▸ WHAT YOU ARE ASKED TO DO: Copy the records below exactly, leaving out every picture.
— Start of DATASET RECORDS —
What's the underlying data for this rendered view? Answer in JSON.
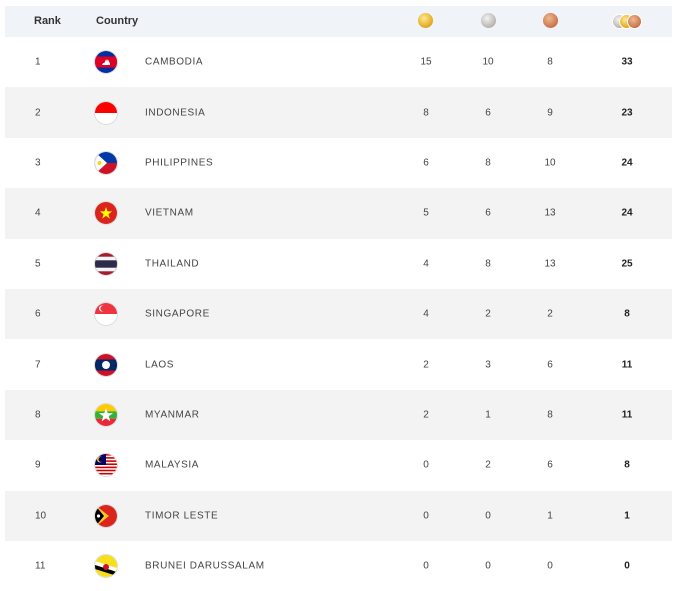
{
  "header": {
    "rank_label": "Rank",
    "country_label": "Country",
    "gold_icon": "gold-medal-icon",
    "silver_icon": "silver-medal-icon",
    "bronze_icon": "bronze-medal-icon",
    "total_icon": "total-medals-icon"
  },
  "rows": [
    {
      "rank": "1",
      "country": "CAMBODIA",
      "gold": "15",
      "silver": "10",
      "bronze": "8",
      "total": "33"
    },
    {
      "rank": "2",
      "country": "INDONESIA",
      "gold": "8",
      "silver": "6",
      "bronze": "9",
      "total": "23"
    },
    {
      "rank": "3",
      "country": "PHILIPPINES",
      "gold": "6",
      "silver": "8",
      "bronze": "10",
      "total": "24"
    },
    {
      "rank": "4",
      "country": "VIETNAM",
      "gold": "5",
      "silver": "6",
      "bronze": "13",
      "total": "24"
    },
    {
      "rank": "5",
      "country": "THAILAND",
      "gold": "4",
      "silver": "8",
      "bronze": "13",
      "total": "25"
    },
    {
      "rank": "6",
      "country": "SINGAPORE",
      "gold": "4",
      "silver": "2",
      "bronze": "2",
      "total": "8"
    },
    {
      "rank": "7",
      "country": "LAOS",
      "gold": "2",
      "silver": "3",
      "bronze": "6",
      "total": "11"
    },
    {
      "rank": "8",
      "country": "MYANMAR",
      "gold": "2",
      "silver": "1",
      "bronze": "8",
      "total": "11"
    },
    {
      "rank": "9",
      "country": "MALAYSIA",
      "gold": "0",
      "silver": "2",
      "bronze": "6",
      "total": "8"
    },
    {
      "rank": "10",
      "country": "TIMOR LESTE",
      "gold": "0",
      "silver": "0",
      "bronze": "1",
      "total": "1"
    },
    {
      "rank": "11",
      "country": "BRUNEI DARUSSALAM",
      "gold": "0",
      "silver": "0",
      "bronze": "0",
      "total": "0"
    }
  ]
}
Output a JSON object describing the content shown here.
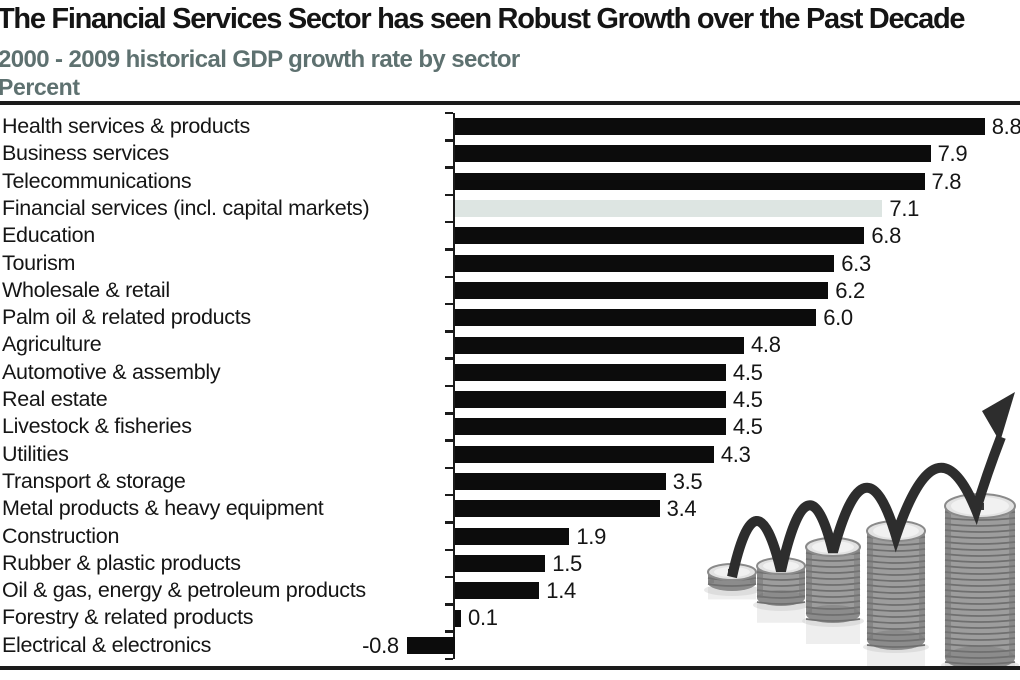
{
  "header": {
    "title": "The Financial Services Sector has seen Robust Growth over the Past Decade",
    "subtitle": "2000 - 2009 historical GDP growth rate by sector",
    "unit_label": "Percent"
  },
  "colors": {
    "bar": "#0c0c0c",
    "highlight_bar": "#dde5e2",
    "subtitle_text": "#5e7170",
    "rule": "#1b1b1b",
    "label_text": "#151515"
  },
  "chart_data": {
    "type": "bar",
    "orientation": "horizontal",
    "title": "The Financial Services Sector has seen Robust Growth over the Past Decade",
    "subtitle": "2000 - 2009 historical GDP growth rate by sector",
    "xlabel": "Percent",
    "ylabel": "",
    "xlim": [
      -1,
      9.4
    ],
    "grid": false,
    "legend": "none",
    "categories": [
      "Health services & products",
      "Business services",
      "Telecommunications",
      "Financial services (incl. capital markets)",
      "Education",
      "Tourism",
      "Wholesale & retail",
      "Palm oil & related products",
      "Agriculture",
      "Automotive & assembly",
      "Real estate",
      "Livestock & fisheries",
      "Utilities",
      "Transport & storage",
      "Metal products & heavy equipment",
      "Construction",
      "Rubber & plastic products",
      "Oil & gas, energy & petroleum products",
      "Forestry & related products",
      "Electrical & electronics"
    ],
    "values": [
      8.8,
      7.9,
      7.8,
      7.1,
      6.8,
      6.3,
      6.2,
      6.0,
      4.8,
      4.5,
      4.5,
      4.5,
      4.3,
      3.5,
      3.4,
      1.9,
      1.5,
      1.4,
      0.1,
      -0.8
    ],
    "value_labels": [
      "8.8",
      "7.9",
      "7.8",
      "7.1",
      "6.8",
      "6.3",
      "6.2",
      "6.0",
      "4.8",
      "4.5",
      "4.5",
      "4.5",
      "4.3",
      "3.5",
      "3.4",
      "1.9",
      "1.5",
      "1.4",
      "0.1",
      "-0.8"
    ],
    "highlight_index": 3,
    "highlighted_category": "Financial services (incl. capital markets)"
  },
  "illustration": {
    "description": "grayscale stacks of coins increasing in height with a dark arrow bouncing across them and pointing up-right"
  }
}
— End of DATASET RECORDS —
▸ RIGHT ANSWER:
What's the underlying data for this rendered view? Answer in JSON.
{
  "header": {
    "rank_label": "Rank",
    "country_label": "Country",
    "gold_icon": "gold-medal-icon",
    "silver_icon": "silver-medal-icon",
    "bronze_icon": "bronze-medal-icon",
    "total_icon": "total-medals-icon"
  },
  "rows": [
    {
      "rank": "1",
      "country": "CAMBODIA",
      "gold": "15",
      "silver": "10",
      "bronze": "8",
      "total": "33"
    },
    {
      "rank": "2",
      "country": "INDONESIA",
      "gold": "8",
      "silver": "6",
      "bronze": "9",
      "total": "23"
    },
    {
      "rank": "3",
      "country": "PHILIPPINES",
      "gold": "6",
      "silver": "8",
      "bronze": "10",
      "total": "24"
    },
    {
      "rank": "4",
      "country": "VIETNAM",
      "gold": "5",
      "silver": "6",
      "bronze": "13",
      "total": "24"
    },
    {
      "rank": "5",
      "country": "THAILAND",
      "gold": "4",
      "silver": "8",
      "bronze": "13",
      "total": "25"
    },
    {
      "rank": "6",
      "country": "SINGAPORE",
      "gold": "4",
      "silver": "2",
      "bronze": "2",
      "total": "8"
    },
    {
      "rank": "7",
      "country": "LAOS",
      "gold": "2",
      "silver": "3",
      "bronze": "6",
      "total": "11"
    },
    {
      "rank": "8",
      "country": "MYANMAR",
      "gold": "2",
      "silver": "1",
      "bronze": "8",
      "total": "11"
    },
    {
      "rank": "9",
      "country": "MALAYSIA",
      "gold": "0",
      "silver": "2",
      "bronze": "6",
      "total": "8"
    },
    {
      "rank": "10",
      "country": "TIMOR LESTE",
      "gold": "0",
      "silver": "0",
      "bronze": "1",
      "total": "1"
    },
    {
      "rank": "11",
      "country": "BRUNEI DARUSSALAM",
      "gold": "0",
      "silver": "0",
      "bronze": "0",
      "total": "0"
    }
  ]
}
Output a JSON object describing the content shown here.
{
  "header": {
    "title": "The Financial Services Sector has seen Robust Growth over the Past Decade",
    "subtitle": "2000 - 2009 historical GDP growth rate by sector",
    "unit_label": "Percent"
  },
  "colors": {
    "bar": "#0c0c0c",
    "highlight_bar": "#dde5e2",
    "subtitle_text": "#5e7170",
    "rule": "#1b1b1b",
    "label_text": "#151515"
  },
  "chart_data": {
    "type": "bar",
    "orientation": "horizontal",
    "title": "The Financial Services Sector has seen Robust Growth over the Past Decade",
    "subtitle": "2000 - 2009 historical GDP growth rate by sector",
    "xlabel": "Percent",
    "ylabel": "",
    "xlim": [
      -1,
      9.4
    ],
    "grid": false,
    "legend": "none",
    "categories": [
      "Health services & products",
      "Business services",
      "Telecommunications",
      "Financial services (incl. capital markets)",
      "Education",
      "Tourism",
      "Wholesale & retail",
      "Palm oil & related products",
      "Agriculture",
      "Automotive & assembly",
      "Real estate",
      "Livestock & fisheries",
      "Utilities",
      "Transport & storage",
      "Metal products & heavy equipment",
      "Construction",
      "Rubber & plastic products",
      "Oil & gas, energy & petroleum products",
      "Forestry & related products",
      "Electrical & electronics"
    ],
    "values": [
      8.8,
      7.9,
      7.8,
      7.1,
      6.8,
      6.3,
      6.2,
      6.0,
      4.8,
      4.5,
      4.5,
      4.5,
      4.3,
      3.5,
      3.4,
      1.9,
      1.5,
      1.4,
      0.1,
      -0.8
    ],
    "value_labels": [
      "8.8",
      "7.9",
      "7.8",
      "7.1",
      "6.8",
      "6.3",
      "6.2",
      "6.0",
      "4.8",
      "4.5",
      "4.5",
      "4.5",
      "4.3",
      "3.5",
      "3.4",
      "1.9",
      "1.5",
      "1.4",
      "0.1",
      "-0.8"
    ],
    "highlight_index": 3,
    "highlighted_category": "Financial services (incl. capital markets)"
  },
  "illustration": {
    "description": "grayscale stacks of coins increasing in height with a dark arrow bouncing across them and pointing up-right"
  }
}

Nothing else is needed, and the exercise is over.